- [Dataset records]
-------------------------
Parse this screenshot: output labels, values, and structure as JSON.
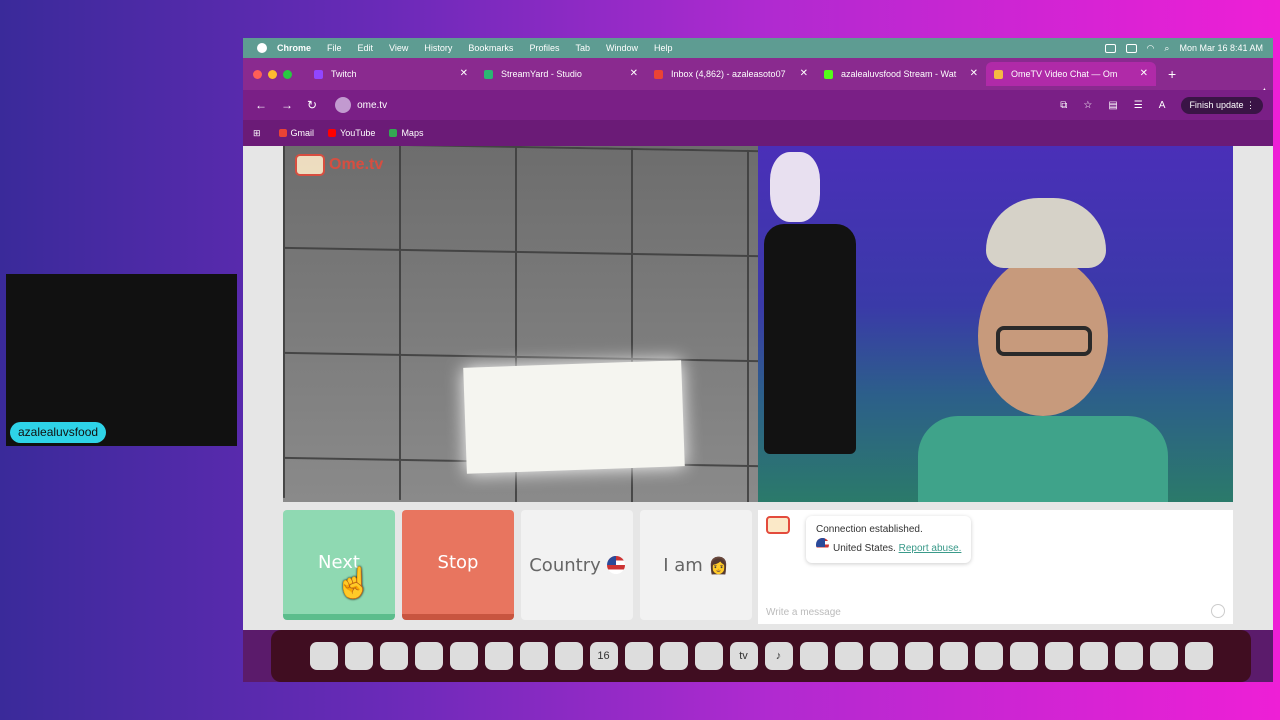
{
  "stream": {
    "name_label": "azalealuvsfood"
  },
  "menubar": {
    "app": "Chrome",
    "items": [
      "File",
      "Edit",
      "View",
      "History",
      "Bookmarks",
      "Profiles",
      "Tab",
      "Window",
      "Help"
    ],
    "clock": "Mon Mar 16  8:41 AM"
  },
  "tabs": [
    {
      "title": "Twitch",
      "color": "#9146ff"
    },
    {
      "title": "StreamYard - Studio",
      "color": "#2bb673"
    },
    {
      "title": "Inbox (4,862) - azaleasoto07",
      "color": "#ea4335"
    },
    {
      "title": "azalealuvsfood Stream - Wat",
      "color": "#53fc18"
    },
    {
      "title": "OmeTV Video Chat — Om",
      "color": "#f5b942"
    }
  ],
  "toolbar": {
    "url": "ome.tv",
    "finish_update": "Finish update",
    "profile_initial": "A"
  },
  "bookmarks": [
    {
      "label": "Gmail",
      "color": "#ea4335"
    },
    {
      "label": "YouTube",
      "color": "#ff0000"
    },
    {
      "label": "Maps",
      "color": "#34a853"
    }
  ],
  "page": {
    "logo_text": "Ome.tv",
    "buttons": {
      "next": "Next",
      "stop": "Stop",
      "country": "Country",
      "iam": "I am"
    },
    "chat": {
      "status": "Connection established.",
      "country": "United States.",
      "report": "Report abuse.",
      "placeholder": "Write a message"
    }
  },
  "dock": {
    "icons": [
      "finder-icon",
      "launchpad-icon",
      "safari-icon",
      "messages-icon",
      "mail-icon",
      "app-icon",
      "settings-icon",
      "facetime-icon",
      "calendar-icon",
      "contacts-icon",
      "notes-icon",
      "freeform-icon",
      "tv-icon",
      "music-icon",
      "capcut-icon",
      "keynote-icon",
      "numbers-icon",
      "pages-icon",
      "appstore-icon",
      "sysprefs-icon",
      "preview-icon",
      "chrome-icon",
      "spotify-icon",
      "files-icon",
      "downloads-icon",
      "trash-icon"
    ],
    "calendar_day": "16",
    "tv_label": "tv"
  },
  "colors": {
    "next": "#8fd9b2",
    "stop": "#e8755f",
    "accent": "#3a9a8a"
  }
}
-------------------------
- [PROBLEM STATEMENT]
Within the records above, how many lines include the word "title"? State the number by itself.

- [COMPLETED TASK]
5